── Supplied data
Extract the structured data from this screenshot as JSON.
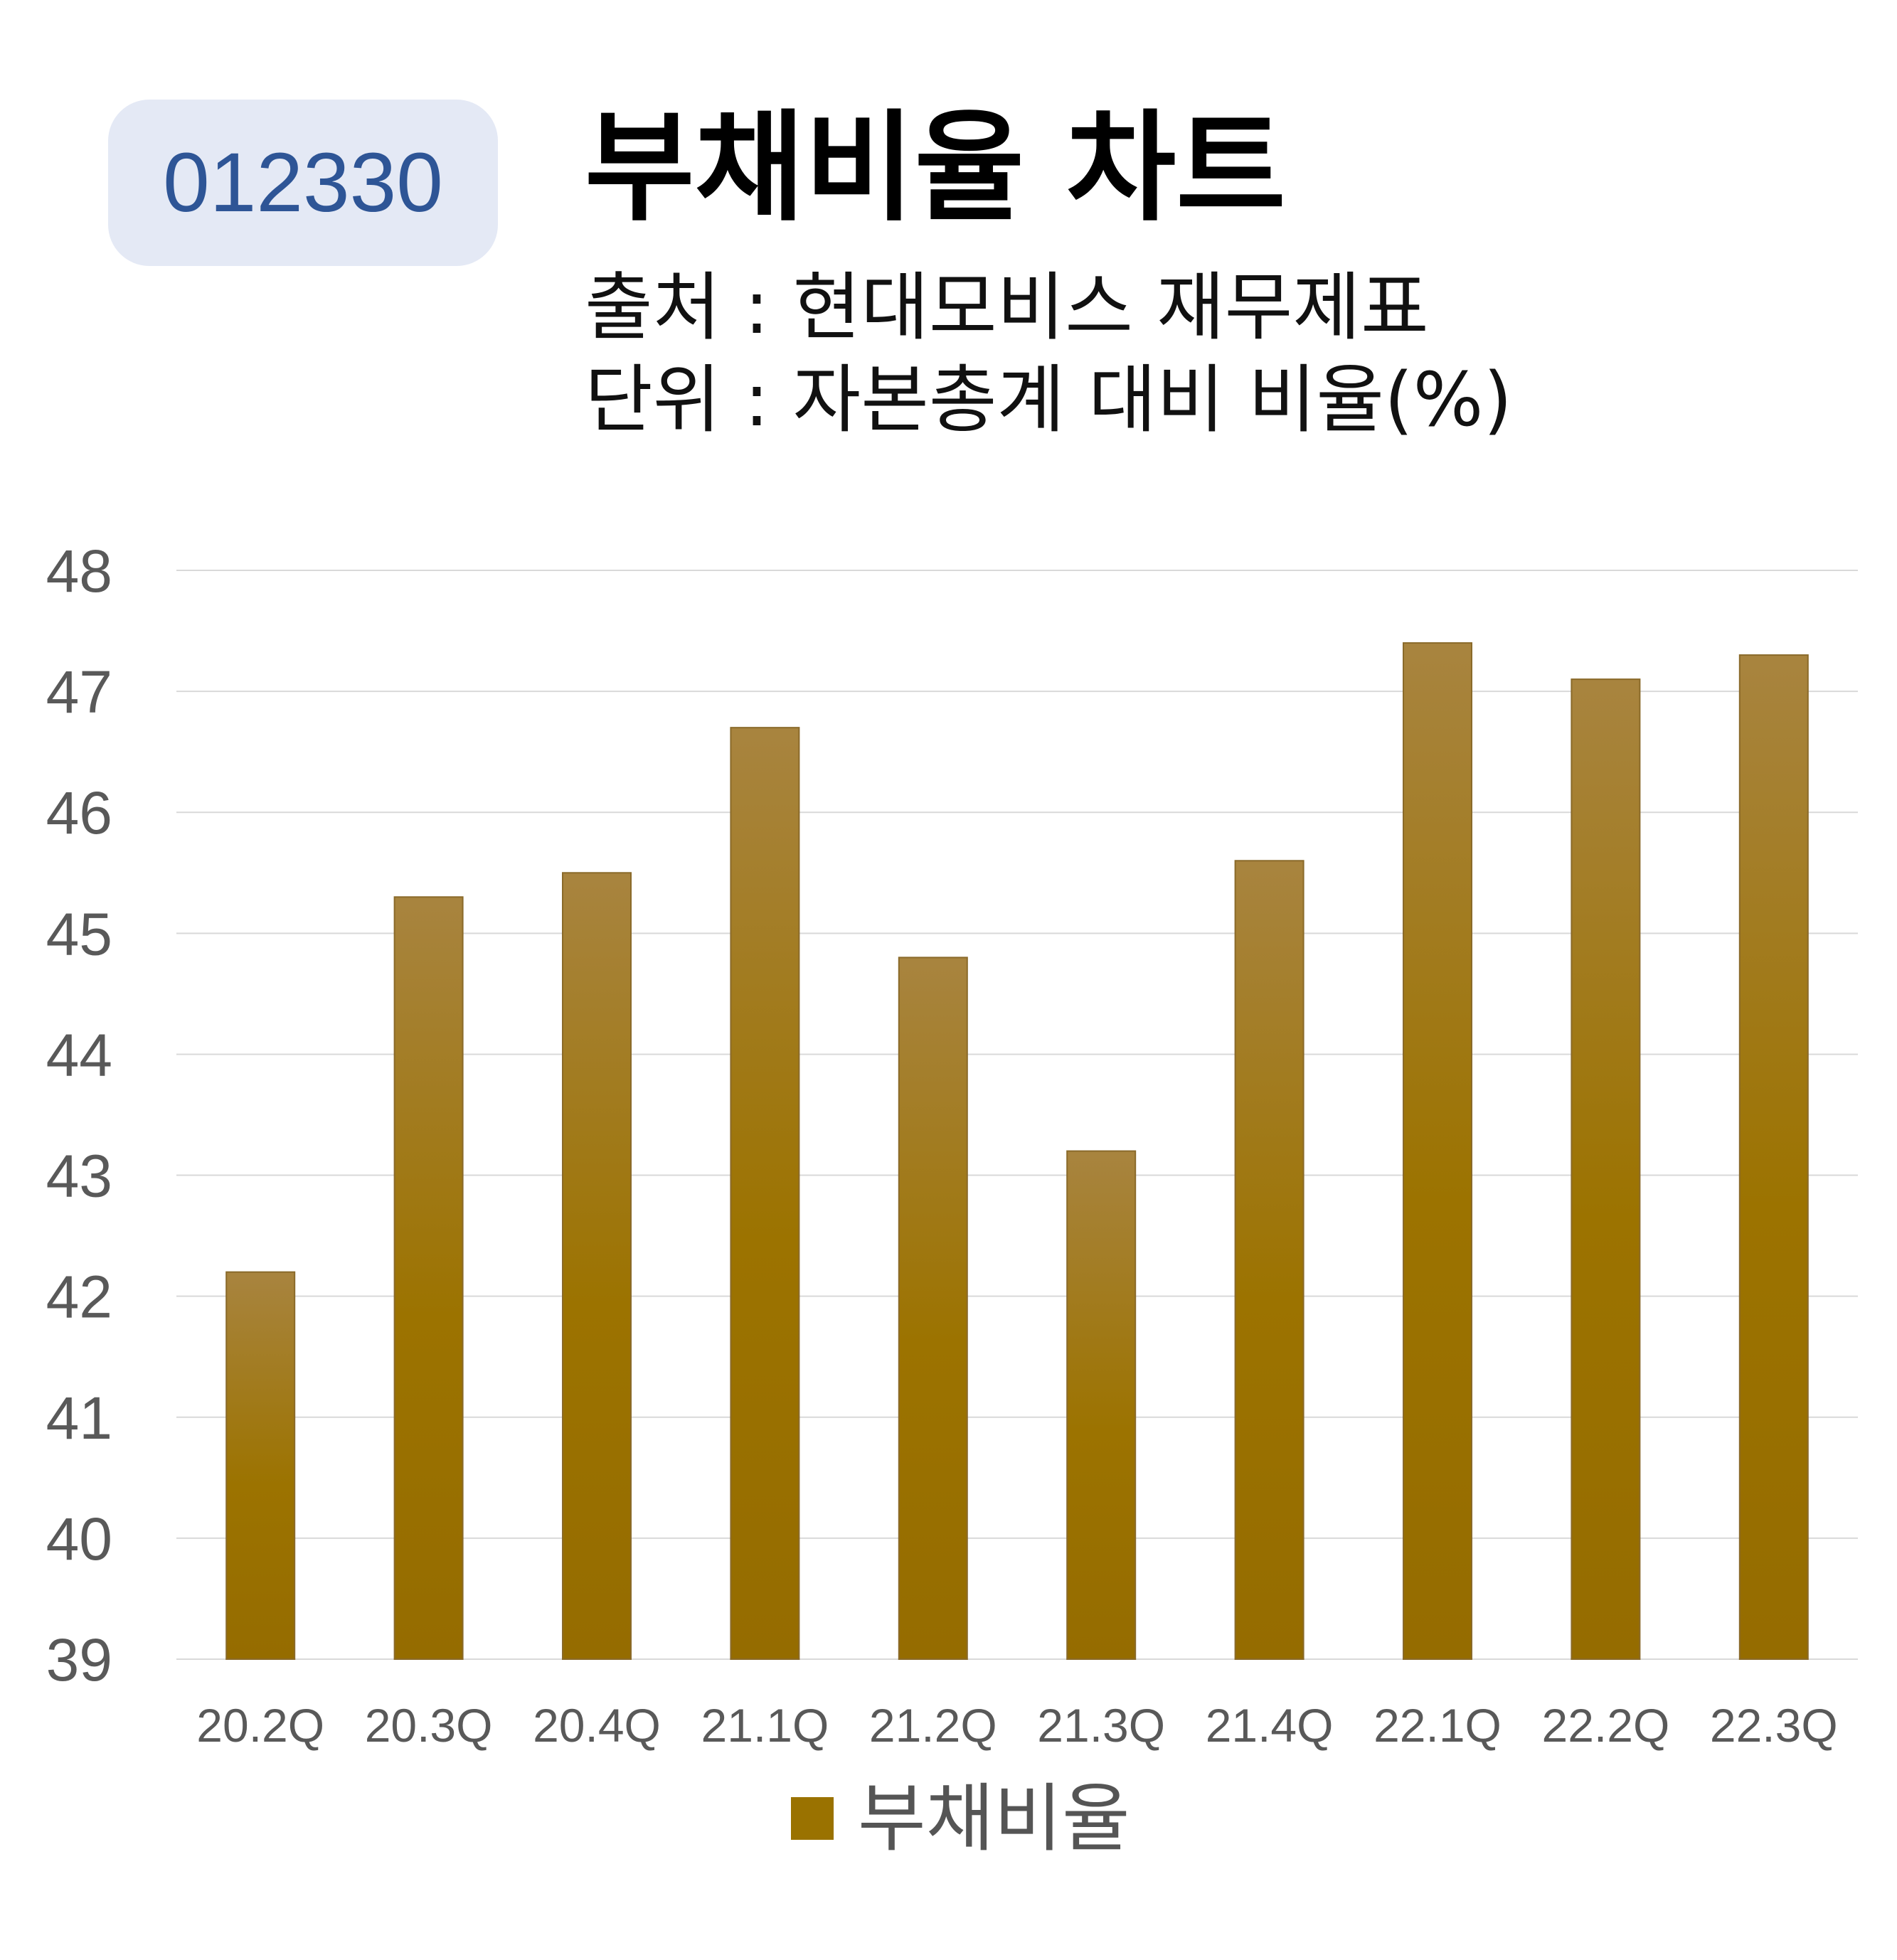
{
  "header": {
    "ticker": "012330",
    "title": "부채비율 차트",
    "source_line": "출처 : 현대모비스 재무제표",
    "unit_line": "단위 : 자본총계 대비 비율(%)"
  },
  "chart_data": {
    "type": "bar",
    "categories": [
      "20.2Q",
      "20.3Q",
      "20.4Q",
      "21.1Q",
      "21.2Q",
      "21.3Q",
      "21.4Q",
      "22.1Q",
      "22.2Q",
      "22.3Q"
    ],
    "series": [
      {
        "name": "부채비율",
        "values": [
          42.2,
          45.3,
          45.5,
          46.7,
          44.8,
          43.2,
          45.6,
          47.4,
          47.1,
          47.3
        ]
      }
    ],
    "ylim": [
      39,
      48
    ],
    "yticks": [
      39,
      40,
      41,
      42,
      43,
      44,
      45,
      46,
      47,
      48
    ],
    "grid": true,
    "legend_position": "bottom",
    "colors": {
      "bar_top": "#a8843f",
      "bar_bottom": "#956c00",
      "grid": "#d9d9d9",
      "tick_text": "#595959"
    }
  }
}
────
* Aim
Copy the material shown above in full and exactly. Skip the pictures.

* Solution to this exercise
Extract the structured data from this screenshot as JSON.
{
  "header": {
    "ticker": "012330",
    "title": "부채비율 차트",
    "source_line": "출처 : 현대모비스 재무제표",
    "unit_line": "단위 : 자본총계 대비 비율(%)"
  },
  "chart_data": {
    "type": "bar",
    "categories": [
      "20.2Q",
      "20.3Q",
      "20.4Q",
      "21.1Q",
      "21.2Q",
      "21.3Q",
      "21.4Q",
      "22.1Q",
      "22.2Q",
      "22.3Q"
    ],
    "series": [
      {
        "name": "부채비율",
        "values": [
          42.2,
          45.3,
          45.5,
          46.7,
          44.8,
          43.2,
          45.6,
          47.4,
          47.1,
          47.3
        ]
      }
    ],
    "ylim": [
      39,
      48
    ],
    "yticks": [
      39,
      40,
      41,
      42,
      43,
      44,
      45,
      46,
      47,
      48
    ],
    "grid": true,
    "legend_position": "bottom",
    "colors": {
      "bar_top": "#a8843f",
      "bar_bottom": "#956c00",
      "grid": "#d9d9d9",
      "tick_text": "#595959"
    }
  }
}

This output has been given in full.